Request: No images are to be carried over; print all other material exactly as it stands.

[Figure record listings]
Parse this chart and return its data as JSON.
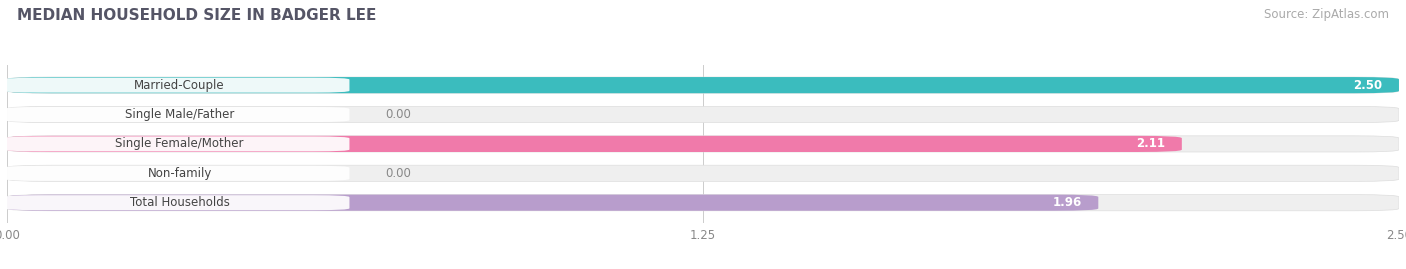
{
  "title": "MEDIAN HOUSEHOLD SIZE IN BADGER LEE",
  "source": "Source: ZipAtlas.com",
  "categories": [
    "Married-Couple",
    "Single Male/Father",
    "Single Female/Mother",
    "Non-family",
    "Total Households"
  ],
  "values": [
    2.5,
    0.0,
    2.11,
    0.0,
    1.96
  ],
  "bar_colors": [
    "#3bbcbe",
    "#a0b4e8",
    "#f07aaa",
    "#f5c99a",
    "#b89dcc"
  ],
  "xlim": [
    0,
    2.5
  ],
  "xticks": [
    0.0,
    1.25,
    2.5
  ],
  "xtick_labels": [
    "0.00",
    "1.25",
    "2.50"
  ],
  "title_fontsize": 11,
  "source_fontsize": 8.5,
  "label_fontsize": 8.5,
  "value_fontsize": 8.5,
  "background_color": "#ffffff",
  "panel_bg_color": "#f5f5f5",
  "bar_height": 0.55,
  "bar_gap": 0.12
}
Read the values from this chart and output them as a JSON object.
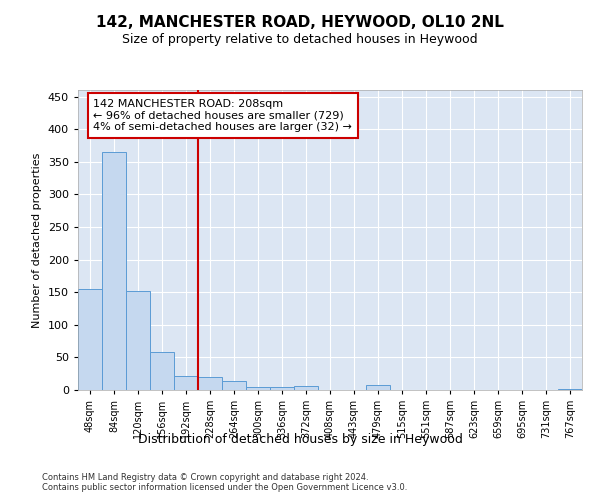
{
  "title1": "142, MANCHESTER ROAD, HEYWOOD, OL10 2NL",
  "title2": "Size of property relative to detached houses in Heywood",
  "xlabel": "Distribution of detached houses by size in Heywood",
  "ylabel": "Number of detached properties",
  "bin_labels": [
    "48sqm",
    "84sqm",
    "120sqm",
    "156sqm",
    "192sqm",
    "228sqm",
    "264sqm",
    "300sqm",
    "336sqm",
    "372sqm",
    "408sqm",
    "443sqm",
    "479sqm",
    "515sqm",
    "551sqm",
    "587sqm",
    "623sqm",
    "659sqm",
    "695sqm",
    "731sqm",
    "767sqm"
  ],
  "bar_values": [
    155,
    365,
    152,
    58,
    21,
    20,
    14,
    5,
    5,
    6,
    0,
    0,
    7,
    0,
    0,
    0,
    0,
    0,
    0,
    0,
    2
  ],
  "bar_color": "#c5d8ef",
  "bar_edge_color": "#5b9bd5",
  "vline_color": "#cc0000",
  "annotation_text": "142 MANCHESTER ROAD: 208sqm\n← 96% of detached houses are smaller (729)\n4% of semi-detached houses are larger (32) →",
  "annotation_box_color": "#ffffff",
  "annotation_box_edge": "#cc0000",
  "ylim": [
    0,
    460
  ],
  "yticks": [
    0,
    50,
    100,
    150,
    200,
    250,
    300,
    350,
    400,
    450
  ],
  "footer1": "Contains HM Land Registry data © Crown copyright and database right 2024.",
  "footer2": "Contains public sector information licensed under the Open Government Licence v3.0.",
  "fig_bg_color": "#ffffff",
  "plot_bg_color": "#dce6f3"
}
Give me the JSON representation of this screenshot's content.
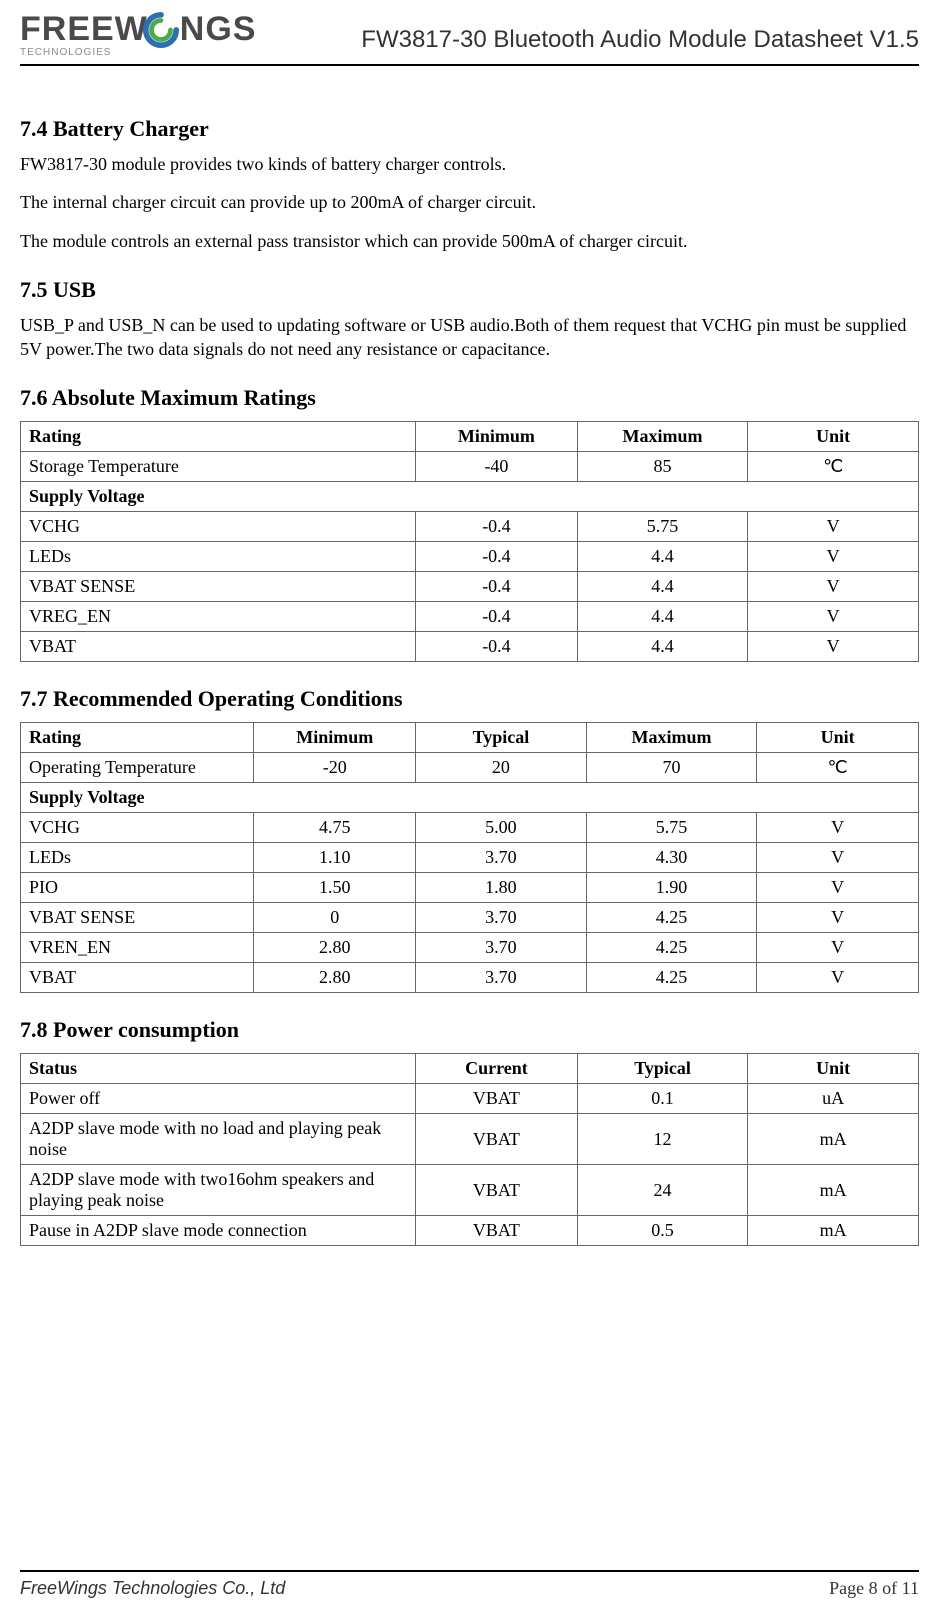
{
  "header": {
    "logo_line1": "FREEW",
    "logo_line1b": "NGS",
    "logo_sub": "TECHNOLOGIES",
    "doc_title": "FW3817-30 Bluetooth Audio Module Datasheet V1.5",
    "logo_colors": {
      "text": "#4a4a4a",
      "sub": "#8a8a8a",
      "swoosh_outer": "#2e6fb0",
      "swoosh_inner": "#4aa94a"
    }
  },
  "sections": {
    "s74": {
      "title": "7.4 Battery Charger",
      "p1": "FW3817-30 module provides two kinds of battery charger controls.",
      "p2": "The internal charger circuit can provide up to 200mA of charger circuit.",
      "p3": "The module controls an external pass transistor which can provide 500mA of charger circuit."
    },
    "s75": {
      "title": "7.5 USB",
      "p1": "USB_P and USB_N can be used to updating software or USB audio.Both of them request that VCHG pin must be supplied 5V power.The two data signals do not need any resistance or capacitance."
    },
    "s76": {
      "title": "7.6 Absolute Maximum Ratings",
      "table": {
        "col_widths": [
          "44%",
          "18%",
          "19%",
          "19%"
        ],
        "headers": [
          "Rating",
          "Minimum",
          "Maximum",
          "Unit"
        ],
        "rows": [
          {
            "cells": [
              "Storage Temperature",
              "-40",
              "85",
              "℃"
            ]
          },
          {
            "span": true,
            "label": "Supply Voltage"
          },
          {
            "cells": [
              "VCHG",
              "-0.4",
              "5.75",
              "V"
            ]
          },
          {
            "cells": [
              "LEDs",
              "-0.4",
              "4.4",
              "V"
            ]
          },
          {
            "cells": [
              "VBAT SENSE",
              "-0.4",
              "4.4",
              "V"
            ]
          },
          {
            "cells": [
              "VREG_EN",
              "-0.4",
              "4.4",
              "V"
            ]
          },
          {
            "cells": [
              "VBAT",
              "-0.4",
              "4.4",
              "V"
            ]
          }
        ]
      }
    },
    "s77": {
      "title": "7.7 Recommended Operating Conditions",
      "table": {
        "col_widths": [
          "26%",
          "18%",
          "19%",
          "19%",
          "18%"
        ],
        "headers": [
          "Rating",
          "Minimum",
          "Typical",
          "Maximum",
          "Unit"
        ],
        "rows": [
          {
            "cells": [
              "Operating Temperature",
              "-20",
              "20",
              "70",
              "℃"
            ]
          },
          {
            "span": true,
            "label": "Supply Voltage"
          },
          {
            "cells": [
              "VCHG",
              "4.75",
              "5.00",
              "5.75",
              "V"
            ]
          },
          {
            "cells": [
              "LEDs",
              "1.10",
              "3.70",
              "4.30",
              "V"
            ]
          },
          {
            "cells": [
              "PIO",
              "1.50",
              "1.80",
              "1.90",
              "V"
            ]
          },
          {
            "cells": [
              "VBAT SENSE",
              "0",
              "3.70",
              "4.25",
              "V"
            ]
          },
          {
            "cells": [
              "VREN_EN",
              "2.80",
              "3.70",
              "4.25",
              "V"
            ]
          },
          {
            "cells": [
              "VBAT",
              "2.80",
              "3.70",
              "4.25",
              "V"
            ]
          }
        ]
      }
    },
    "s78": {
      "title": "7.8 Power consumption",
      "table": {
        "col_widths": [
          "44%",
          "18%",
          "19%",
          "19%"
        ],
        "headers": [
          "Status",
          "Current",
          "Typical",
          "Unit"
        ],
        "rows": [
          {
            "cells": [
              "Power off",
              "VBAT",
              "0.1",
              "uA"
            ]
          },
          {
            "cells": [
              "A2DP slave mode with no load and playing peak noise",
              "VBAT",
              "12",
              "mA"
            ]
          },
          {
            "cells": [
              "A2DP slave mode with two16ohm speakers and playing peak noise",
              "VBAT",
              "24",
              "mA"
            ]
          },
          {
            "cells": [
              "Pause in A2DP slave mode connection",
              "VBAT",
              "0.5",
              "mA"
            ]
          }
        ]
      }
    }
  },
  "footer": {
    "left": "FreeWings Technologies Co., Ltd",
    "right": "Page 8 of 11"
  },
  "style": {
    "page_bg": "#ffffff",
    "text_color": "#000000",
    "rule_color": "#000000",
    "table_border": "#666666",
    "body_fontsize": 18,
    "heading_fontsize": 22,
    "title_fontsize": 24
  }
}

Output below:
Parse this chart and return its data as JSON.
{
  "title": "MEDIAN HOUSEHOLD SIZE IN BADGER LEE",
  "source": "Source: ZipAtlas.com",
  "categories": [
    "Married-Couple",
    "Single Male/Father",
    "Single Female/Mother",
    "Non-family",
    "Total Households"
  ],
  "values": [
    2.5,
    0.0,
    2.11,
    0.0,
    1.96
  ],
  "bar_colors": [
    "#3bbcbe",
    "#a0b4e8",
    "#f07aaa",
    "#f5c99a",
    "#b89dcc"
  ],
  "xlim": [
    0,
    2.5
  ],
  "xticks": [
    0.0,
    1.25,
    2.5
  ],
  "xtick_labels": [
    "0.00",
    "1.25",
    "2.50"
  ],
  "title_fontsize": 11,
  "source_fontsize": 8.5,
  "label_fontsize": 8.5,
  "value_fontsize": 8.5,
  "background_color": "#ffffff",
  "panel_bg_color": "#f5f5f5",
  "bar_height": 0.55,
  "bar_gap": 0.12
}
Read the values from this chart and output them as a JSON object.
{
  "title1": "142, MANCHESTER ROAD, HEYWOOD, OL10 2NL",
  "title2": "Size of property relative to detached houses in Heywood",
  "xlabel": "Distribution of detached houses by size in Heywood",
  "ylabel": "Number of detached properties",
  "bin_labels": [
    "48sqm",
    "84sqm",
    "120sqm",
    "156sqm",
    "192sqm",
    "228sqm",
    "264sqm",
    "300sqm",
    "336sqm",
    "372sqm",
    "408sqm",
    "443sqm",
    "479sqm",
    "515sqm",
    "551sqm",
    "587sqm",
    "623sqm",
    "659sqm",
    "695sqm",
    "731sqm",
    "767sqm"
  ],
  "bar_values": [
    155,
    365,
    152,
    58,
    21,
    20,
    14,
    5,
    5,
    6,
    0,
    0,
    7,
    0,
    0,
    0,
    0,
    0,
    0,
    0,
    2
  ],
  "bar_color": "#c5d8ef",
  "bar_edge_color": "#5b9bd5",
  "vline_color": "#cc0000",
  "annotation_text": "142 MANCHESTER ROAD: 208sqm\n← 96% of detached houses are smaller (729)\n4% of semi-detached houses are larger (32) →",
  "annotation_box_color": "#ffffff",
  "annotation_box_edge": "#cc0000",
  "ylim": [
    0,
    460
  ],
  "yticks": [
    0,
    50,
    100,
    150,
    200,
    250,
    300,
    350,
    400,
    450
  ],
  "footer1": "Contains HM Land Registry data © Crown copyright and database right 2024.",
  "footer2": "Contains public sector information licensed under the Open Government Licence v3.0.",
  "fig_bg_color": "#ffffff",
  "plot_bg_color": "#dce6f3"
}
Give me the JSON representation of this screenshot's content.
{
  "header": {
    "logo_line1": "FREEW",
    "logo_line1b": "NGS",
    "logo_sub": "TECHNOLOGIES",
    "doc_title": "FW3817-30 Bluetooth Audio Module Datasheet V1.5",
    "logo_colors": {
      "text": "#4a4a4a",
      "sub": "#8a8a8a",
      "swoosh_outer": "#2e6fb0",
      "swoosh_inner": "#4aa94a"
    }
  },
  "sections": {
    "s74": {
      "title": "7.4 Battery Charger",
      "p1": "FW3817-30 module provides two kinds of battery charger controls.",
      "p2": "The internal charger circuit can provide up to 200mA of charger circuit.",
      "p3": "The module controls an external pass transistor which can provide 500mA of charger circuit."
    },
    "s75": {
      "title": "7.5 USB",
      "p1": "USB_P and USB_N can be used to updating software or USB audio.Both of them request that VCHG pin must be supplied 5V power.The two data signals do not need any resistance or capacitance."
    },
    "s76": {
      "title": "7.6 Absolute Maximum Ratings",
      "table": {
        "col_widths": [
          "44%",
          "18%",
          "19%",
          "19%"
        ],
        "headers": [
          "Rating",
          "Minimum",
          "Maximum",
          "Unit"
        ],
        "rows": [
          {
            "cells": [
              "Storage Temperature",
              "-40",
              "85",
              "℃"
            ]
          },
          {
            "span": true,
            "label": "Supply Voltage"
          },
          {
            "cells": [
              "VCHG",
              "-0.4",
              "5.75",
              "V"
            ]
          },
          {
            "cells": [
              "LEDs",
              "-0.4",
              "4.4",
              "V"
            ]
          },
          {
            "cells": [
              "VBAT SENSE",
              "-0.4",
              "4.4",
              "V"
            ]
          },
          {
            "cells": [
              "VREG_EN",
              "-0.4",
              "4.4",
              "V"
            ]
          },
          {
            "cells": [
              "VBAT",
              "-0.4",
              "4.4",
              "V"
            ]
          }
        ]
      }
    },
    "s77": {
      "title": "7.7 Recommended Operating Conditions",
      "table": {
        "col_widths": [
          "26%",
          "18%",
          "19%",
          "19%",
          "18%"
        ],
        "headers": [
          "Rating",
          "Minimum",
          "Typical",
          "Maximum",
          "Unit"
        ],
        "rows": [
          {
            "cells": [
              "Operating Temperature",
              "-20",
              "20",
              "70",
              "℃"
            ]
          },
          {
            "span": true,
            "label": "Supply Voltage"
          },
          {
            "cells": [
              "VCHG",
              "4.75",
              "5.00",
              "5.75",
              "V"
            ]
          },
          {
            "cells": [
              "LEDs",
              "1.10",
              "3.70",
              "4.30",
              "V"
            ]
          },
          {
            "cells": [
              "PIO",
              "1.50",
              "1.80",
              "1.90",
              "V"
            ]
          },
          {
            "cells": [
              "VBAT SENSE",
              "0",
              "3.70",
              "4.25",
              "V"
            ]
          },
          {
            "cells": [
              "VREN_EN",
              "2.80",
              "3.70",
              "4.25",
              "V"
            ]
          },
          {
            "cells": [
              "VBAT",
              "2.80",
              "3.70",
              "4.25",
              "V"
            ]
          }
        ]
      }
    },
    "s78": {
      "title": "7.8 Power consumption",
      "table": {
        "col_widths": [
          "44%",
          "18%",
          "19%",
          "19%"
        ],
        "headers": [
          "Status",
          "Current",
          "Typical",
          "Unit"
        ],
        "rows": [
          {
            "cells": [
              "Power off",
              "VBAT",
              "0.1",
              "uA"
            ]
          },
          {
            "cells": [
              "A2DP slave mode with no load and playing peak noise",
              "VBAT",
              "12",
              "mA"
            ]
          },
          {
            "cells": [
              "A2DP slave mode with two16ohm speakers and playing peak noise",
              "VBAT",
              "24",
              "mA"
            ]
          },
          {
            "cells": [
              "Pause in A2DP slave mode connection",
              "VBAT",
              "0.5",
              "mA"
            ]
          }
        ]
      }
    }
  },
  "footer": {
    "left": "FreeWings Technologies Co., Ltd",
    "right": "Page 8 of 11"
  },
  "style": {
    "page_bg": "#ffffff",
    "text_color": "#000000",
    "rule_color": "#000000",
    "table_border": "#666666",
    "body_fontsize": 18,
    "heading_fontsize": 22,
    "title_fontsize": 24
  }
}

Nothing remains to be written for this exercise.